» **Set task**
Give back the records below exactly, every one, with no pictures.
--- START Entries provided ---
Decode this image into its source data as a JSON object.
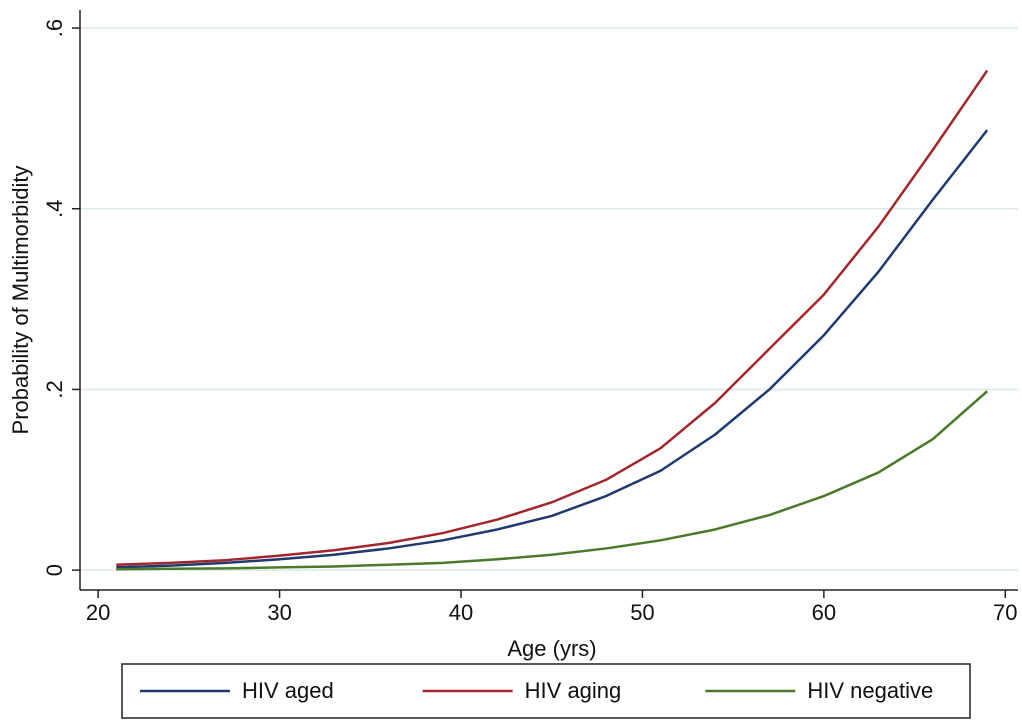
{
  "chart_data": {
    "type": "line",
    "x_label": "Age (yrs)",
    "y_label": "Probability of Multimorbidity",
    "x": [
      21,
      24,
      27,
      30,
      33,
      36,
      39,
      42,
      45,
      48,
      51,
      54,
      57,
      60,
      63,
      66,
      69
    ],
    "series": [
      {
        "name": "HIV aged",
        "color": "#1f3a6e",
        "values": [
          0.003,
          0.005,
          0.008,
          0.012,
          0.017,
          0.024,
          0.033,
          0.045,
          0.06,
          0.082,
          0.11,
          0.15,
          0.2,
          0.26,
          0.33,
          0.41,
          0.487
        ]
      },
      {
        "name": "HIV aging",
        "color": "#a3262c",
        "values": [
          0.006,
          0.008,
          0.011,
          0.016,
          0.022,
          0.03,
          0.041,
          0.056,
          0.075,
          0.1,
          0.135,
          0.185,
          0.245,
          0.305,
          0.38,
          0.465,
          0.553
        ]
      },
      {
        "name": "HIV negative",
        "color": "#4a7a2a",
        "values": [
          0.001,
          0.0015,
          0.002,
          0.003,
          0.004,
          0.006,
          0.008,
          0.012,
          0.017,
          0.024,
          0.033,
          0.045,
          0.061,
          0.082,
          0.108,
          0.145,
          0.198
        ]
      }
    ],
    "xlim": [
      19,
      70.7
    ],
    "ylim": [
      -0.022,
      0.62
    ],
    "xticks": [
      20,
      30,
      40,
      50,
      60,
      70
    ],
    "yticks": [
      0,
      {
        "value": 0.2,
        "label": ".2"
      },
      {
        "value": 0.4,
        "label": ".4"
      },
      {
        "value": 0.6,
        "label": ".6"
      }
    ],
    "grid": true,
    "legend": "bottom"
  }
}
--- END Entries provided ---
» **Task response**
Decode this image into its source data as a JSON object.
{
  "chart_data": {
    "type": "line",
    "x_label": "Age (yrs)",
    "y_label": "Probability of Multimorbidity",
    "x": [
      21,
      24,
      27,
      30,
      33,
      36,
      39,
      42,
      45,
      48,
      51,
      54,
      57,
      60,
      63,
      66,
      69
    ],
    "series": [
      {
        "name": "HIV aged",
        "color": "#1f3a6e",
        "values": [
          0.003,
          0.005,
          0.008,
          0.012,
          0.017,
          0.024,
          0.033,
          0.045,
          0.06,
          0.082,
          0.11,
          0.15,
          0.2,
          0.26,
          0.33,
          0.41,
          0.487
        ]
      },
      {
        "name": "HIV aging",
        "color": "#a3262c",
        "values": [
          0.006,
          0.008,
          0.011,
          0.016,
          0.022,
          0.03,
          0.041,
          0.056,
          0.075,
          0.1,
          0.135,
          0.185,
          0.245,
          0.305,
          0.38,
          0.465,
          0.553
        ]
      },
      {
        "name": "HIV negative",
        "color": "#4a7a2a",
        "values": [
          0.001,
          0.0015,
          0.002,
          0.003,
          0.004,
          0.006,
          0.008,
          0.012,
          0.017,
          0.024,
          0.033,
          0.045,
          0.061,
          0.082,
          0.108,
          0.145,
          0.198
        ]
      }
    ],
    "xlim": [
      19,
      70.7
    ],
    "ylim": [
      -0.022,
      0.62
    ],
    "xticks": [
      20,
      30,
      40,
      50,
      60,
      70
    ],
    "yticks": [
      0,
      {
        "value": 0.2,
        "label": ".2"
      },
      {
        "value": 0.4,
        "label": ".4"
      },
      {
        "value": 0.6,
        "label": ".6"
      }
    ],
    "grid": true,
    "legend": "bottom"
  }
}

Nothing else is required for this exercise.